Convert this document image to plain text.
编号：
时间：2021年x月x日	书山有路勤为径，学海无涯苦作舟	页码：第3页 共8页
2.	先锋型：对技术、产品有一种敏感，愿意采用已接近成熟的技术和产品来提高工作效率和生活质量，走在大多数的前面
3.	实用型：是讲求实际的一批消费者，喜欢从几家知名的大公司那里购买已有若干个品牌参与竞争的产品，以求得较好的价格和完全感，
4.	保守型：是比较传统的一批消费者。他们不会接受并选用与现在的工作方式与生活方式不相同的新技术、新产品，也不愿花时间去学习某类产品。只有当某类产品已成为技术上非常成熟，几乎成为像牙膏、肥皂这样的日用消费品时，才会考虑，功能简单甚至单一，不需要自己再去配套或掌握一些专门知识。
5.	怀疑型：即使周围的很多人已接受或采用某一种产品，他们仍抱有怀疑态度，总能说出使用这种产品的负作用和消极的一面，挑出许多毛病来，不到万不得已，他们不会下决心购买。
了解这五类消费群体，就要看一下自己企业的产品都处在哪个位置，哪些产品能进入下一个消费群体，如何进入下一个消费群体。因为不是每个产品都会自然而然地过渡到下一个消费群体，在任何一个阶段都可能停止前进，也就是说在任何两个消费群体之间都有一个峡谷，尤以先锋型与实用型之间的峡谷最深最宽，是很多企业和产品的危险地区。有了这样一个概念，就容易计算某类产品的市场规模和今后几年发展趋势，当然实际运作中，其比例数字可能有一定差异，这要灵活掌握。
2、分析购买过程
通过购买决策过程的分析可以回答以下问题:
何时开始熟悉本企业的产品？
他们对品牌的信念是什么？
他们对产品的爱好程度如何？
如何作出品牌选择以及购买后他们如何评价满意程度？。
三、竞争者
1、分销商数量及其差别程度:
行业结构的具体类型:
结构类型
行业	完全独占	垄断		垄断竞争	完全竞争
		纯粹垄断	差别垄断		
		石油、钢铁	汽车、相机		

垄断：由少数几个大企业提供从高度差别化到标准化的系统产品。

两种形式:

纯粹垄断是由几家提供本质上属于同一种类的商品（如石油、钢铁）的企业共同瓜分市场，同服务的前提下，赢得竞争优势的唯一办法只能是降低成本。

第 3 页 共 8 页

■ **Task to carry out**
All of the data needs to be reproduced exactly, with no line missing.

■ **Result**
Convert this document image to plain text.
编号：
时间：2021年x月x日	书山有路勤为径，学海无涯苦作舟	页码：第3页 共8页
2.	先锋型：对技术、产品有一种敏感，愿意采用已接近成熟的技术和产品来提高工作效率和生活质量，走在大多数的前面
3.	实用型：是讲求实际的一批消费者，喜欢从几家知名的大公司那里购买已有若干个品牌参与竞争的产品，以求得较好的价格和完全感，
4.	保守型：是比较传统的一批消费者。他们不会接受并选用与现在的工作方式与生活方式不相同的新技术、新产品，也不愿花时间去学习某类产品。只有当某类产品已成为技术上非常成熟，几乎成为像牙膏、肥皂这样的日用消费品时，才会考虑，功能简单甚至单一，不需要自己再去配套或掌握一些专门知识。
5.	怀疑型：即使周围的很多人已接受或采用某一种产品，他们仍抱有怀疑态度，总能说出使用这种产品的负作用和消极的一面，挑出许多毛病来，不到万不得已，他们不会下决心购买。
了解这五类消费群体，就要看一下自己企业的产品都处在哪个位置，哪些产品能进入下一个消费群体，如何进入下一个消费群体。因为不是每个产品都会自然而然地过渡到下一个消费群体，在任何一个阶段都可能停止前进，也就是说在任何两个消费群体之间都有一个峡谷，尤以先锋型与实用型之间的峡谷最深最宽，是很多企业和产品的危险地区。有了这样一个概念，就容易计算某类产品的市场规模和今后几年发展趋势，当然实际运作中，其比例数字可能有一定差异，这要灵活掌握。
2、分析购买过程
通过购买决策过程的分析可以回答以下问题:
何时开始熟悉本企业的产品？
他们对品牌的信念是什么？
他们对产品的爱好程度如何？
如何作出品牌选择以及购买后他们如何评价满意程度？。
三、竞争者
1、分销商数量及其差别程度:
行业结构的具体类型:
结构类型
行业	完全独占	垄断		垄断竞争	完全竞争
		纯粹垄断	差别垄断		
		石油、钢铁	汽车、相机		

垄断：由少数几个大企业提供从高度差别化到标准化的系统产品。

两种形式:

纯粹垄断是由几家提供本质上属于同一种类的商品（如石油、钢铁）的企业共同瓜分市场，同服务的前提下，赢得竞争优势的唯一办法只能是降低成本。

第 3 页 共 8 页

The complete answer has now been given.